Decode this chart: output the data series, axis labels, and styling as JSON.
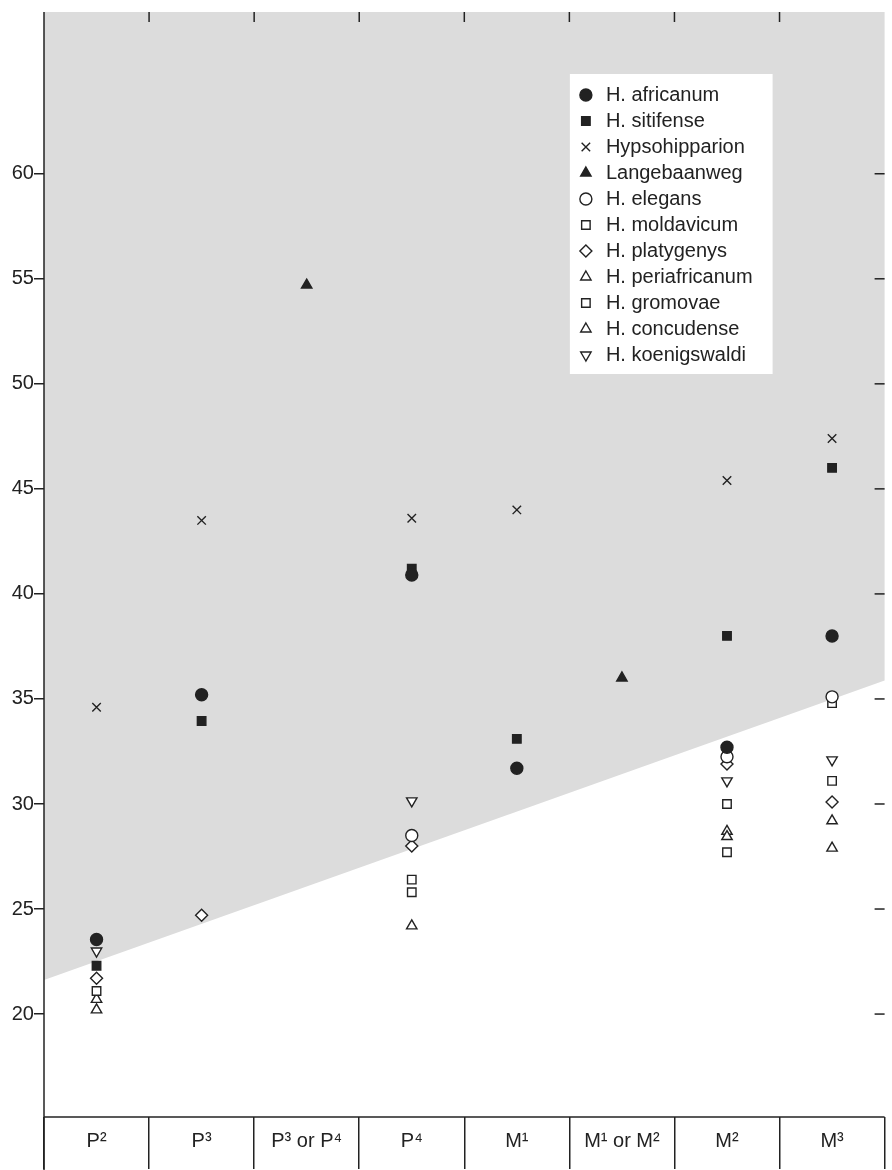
{
  "chart_data": {
    "type": "scatter",
    "categories": [
      "P²",
      "P³",
      "P³ or P⁴",
      "P⁴",
      "M¹",
      "M¹ or M²",
      "M²",
      "M³"
    ],
    "ylim": [
      15.1,
      67.7
    ],
    "yticks": [
      20,
      25,
      30,
      35,
      40,
      45,
      50,
      55,
      60
    ],
    "grid": false,
    "legend": "top right",
    "series": [
      {
        "name": "H. africanum",
        "color": "#222222",
        "marker": "circle",
        "values": [
          23.55,
          35.2,
          null,
          40.9,
          31.7,
          null,
          32.7,
          38.0
        ]
      },
      {
        "name": "H. sitifense",
        "color": "#222222",
        "marker": "square",
        "values": [
          22.3,
          33.95,
          null,
          41.2,
          33.1,
          null,
          38.0,
          46.0
        ]
      },
      {
        "name": "Hypsohipparion",
        "color": "#222222",
        "marker": "cross",
        "values": [
          34.6,
          43.5,
          null,
          43.6,
          44.0,
          null,
          45.4,
          47.4
        ]
      },
      {
        "name": "Langebaanweg",
        "color": "#222222",
        "marker": "triangle",
        "values": [
          null,
          null,
          54.7,
          null,
          null,
          36.0,
          null,
          null
        ]
      },
      {
        "name": "H. elegans",
        "color": "#ffffff",
        "marker": "circle",
        "values": [
          null,
          null,
          null,
          28.5,
          null,
          null,
          32.25,
          35.1
        ]
      },
      {
        "name": "H. moldavicum",
        "color": "#ffffff",
        "marker": "square",
        "values": [
          21.1,
          null,
          null,
          25.8,
          null,
          null,
          30.0,
          34.8
        ]
      },
      {
        "name": "H. platygenys",
        "color": "#ffffff",
        "marker": "diamond",
        "values": [
          21.7,
          24.7,
          null,
          28.0,
          null,
          null,
          31.9,
          30.1
        ]
      },
      {
        "name": "H. periafricanum",
        "color": "#ffffff",
        "marker": "triangle",
        "values": [
          20.2,
          null,
          null,
          24.2,
          null,
          null,
          28.45,
          27.9
        ]
      },
      {
        "name": "H. gromovae",
        "color": "#ffffff",
        "marker": "square",
        "values": [
          null,
          null,
          null,
          26.4,
          null,
          null,
          27.7,
          31.1
        ]
      },
      {
        "name": "H. concudense",
        "color": "#ffffff",
        "marker": "triangle",
        "values": [
          20.7,
          null,
          null,
          null,
          null,
          null,
          28.7,
          29.2
        ]
      },
      {
        "name": "H. koenigswaldi",
        "color": "#ffffff",
        "marker": "triangle-down",
        "values": [
          23.0,
          null,
          null,
          30.15,
          null,
          null,
          31.1,
          32.1
        ]
      }
    ]
  }
}
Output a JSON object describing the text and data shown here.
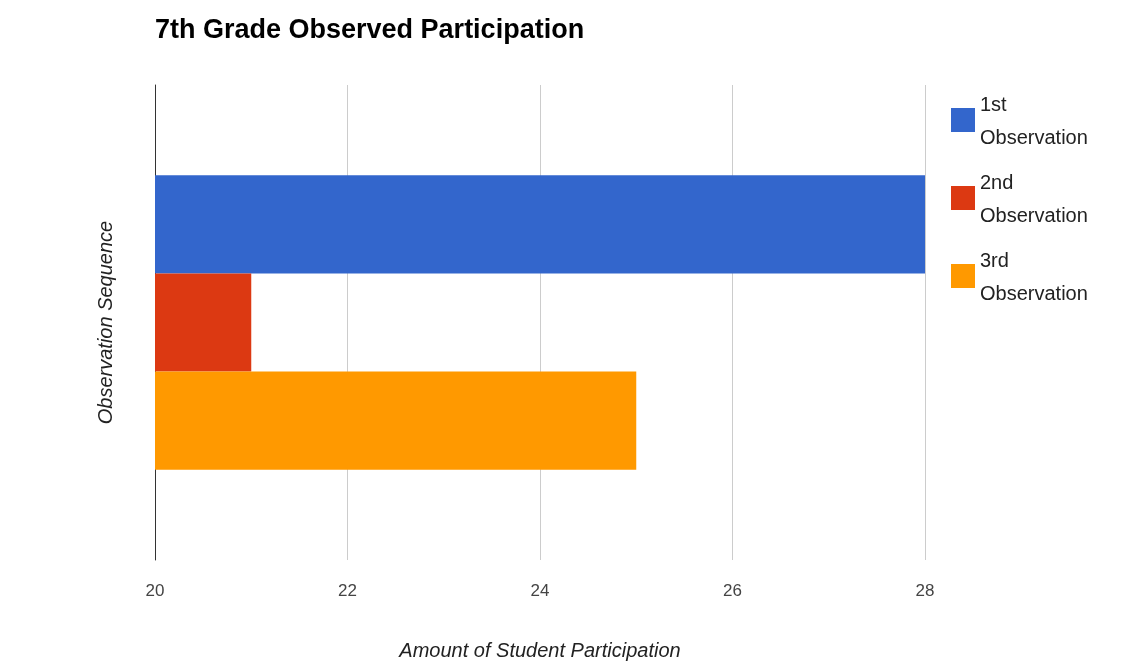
{
  "chart_data": {
    "type": "bar",
    "orientation": "horizontal",
    "title": "7th Grade Observed Participation",
    "xlabel": "Amount of Student Participation",
    "ylabel": "Observation Sequence",
    "categories": [
      null
    ],
    "series": [
      {
        "name": "1st Observation",
        "color": "#3366cc",
        "values": [
          28
        ]
      },
      {
        "name": "2nd Observation",
        "color": "#dc3912",
        "values": [
          21
        ]
      },
      {
        "name": "3rd Observation",
        "color": "#ff9900",
        "values": [
          25
        ]
      }
    ],
    "xlim": [
      20,
      28
    ],
    "xticks": [
      20,
      22,
      24,
      26,
      28
    ],
    "grid": "x",
    "legend": "top right"
  }
}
○ ○ ○ ○
● Set exercise
Quote the records in full and exactly; skip any image.

● Task result
Decode this chart: output the data series, axis labels, and styling as JSON.
{
  "chart_data": {
    "type": "scatter",
    "categories": [
      "P²",
      "P³",
      "P³ or P⁴",
      "P⁴",
      "M¹",
      "M¹ or M²",
      "M²",
      "M³"
    ],
    "ylim": [
      15.1,
      67.7
    ],
    "yticks": [
      20,
      25,
      30,
      35,
      40,
      45,
      50,
      55,
      60
    ],
    "grid": false,
    "legend": "top right",
    "series": [
      {
        "name": "H. africanum",
        "color": "#222222",
        "marker": "circle",
        "values": [
          23.55,
          35.2,
          null,
          40.9,
          31.7,
          null,
          32.7,
          38.0
        ]
      },
      {
        "name": "H. sitifense",
        "color": "#222222",
        "marker": "square",
        "values": [
          22.3,
          33.95,
          null,
          41.2,
          33.1,
          null,
          38.0,
          46.0
        ]
      },
      {
        "name": "Hypsohipparion",
        "color": "#222222",
        "marker": "cross",
        "values": [
          34.6,
          43.5,
          null,
          43.6,
          44.0,
          null,
          45.4,
          47.4
        ]
      },
      {
        "name": "Langebaanweg",
        "color": "#222222",
        "marker": "triangle",
        "values": [
          null,
          null,
          54.7,
          null,
          null,
          36.0,
          null,
          null
        ]
      },
      {
        "name": "H. elegans",
        "color": "#ffffff",
        "marker": "circle",
        "values": [
          null,
          null,
          null,
          28.5,
          null,
          null,
          32.25,
          35.1
        ]
      },
      {
        "name": "H. moldavicum",
        "color": "#ffffff",
        "marker": "square",
        "values": [
          21.1,
          null,
          null,
          25.8,
          null,
          null,
          30.0,
          34.8
        ]
      },
      {
        "name": "H. platygenys",
        "color": "#ffffff",
        "marker": "diamond",
        "values": [
          21.7,
          24.7,
          null,
          28.0,
          null,
          null,
          31.9,
          30.1
        ]
      },
      {
        "name": "H. periafricanum",
        "color": "#ffffff",
        "marker": "triangle",
        "values": [
          20.2,
          null,
          null,
          24.2,
          null,
          null,
          28.45,
          27.9
        ]
      },
      {
        "name": "H. gromovae",
        "color": "#ffffff",
        "marker": "square",
        "values": [
          null,
          null,
          null,
          26.4,
          null,
          null,
          27.7,
          31.1
        ]
      },
      {
        "name": "H. concudense",
        "color": "#ffffff",
        "marker": "triangle",
        "values": [
          20.7,
          null,
          null,
          null,
          null,
          null,
          28.7,
          29.2
        ]
      },
      {
        "name": "H. koenigswaldi",
        "color": "#ffffff",
        "marker": "triangle-down",
        "values": [
          23.0,
          null,
          null,
          30.15,
          null,
          null,
          31.1,
          32.1
        ]
      }
    ]
  }
}
Output a JSON object describing the text and data shown here.
{
  "chart_data": {
    "type": "bar",
    "orientation": "horizontal",
    "title": "7th Grade Observed Participation",
    "xlabel": "Amount of Student Participation",
    "ylabel": "Observation Sequence",
    "categories": [
      null
    ],
    "series": [
      {
        "name": "1st Observation",
        "color": "#3366cc",
        "values": [
          28
        ]
      },
      {
        "name": "2nd Observation",
        "color": "#dc3912",
        "values": [
          21
        ]
      },
      {
        "name": "3rd Observation",
        "color": "#ff9900",
        "values": [
          25
        ]
      }
    ],
    "xlim": [
      20,
      28
    ],
    "xticks": [
      20,
      22,
      24,
      26,
      28
    ],
    "grid": "x",
    "legend": "top right"
  }
}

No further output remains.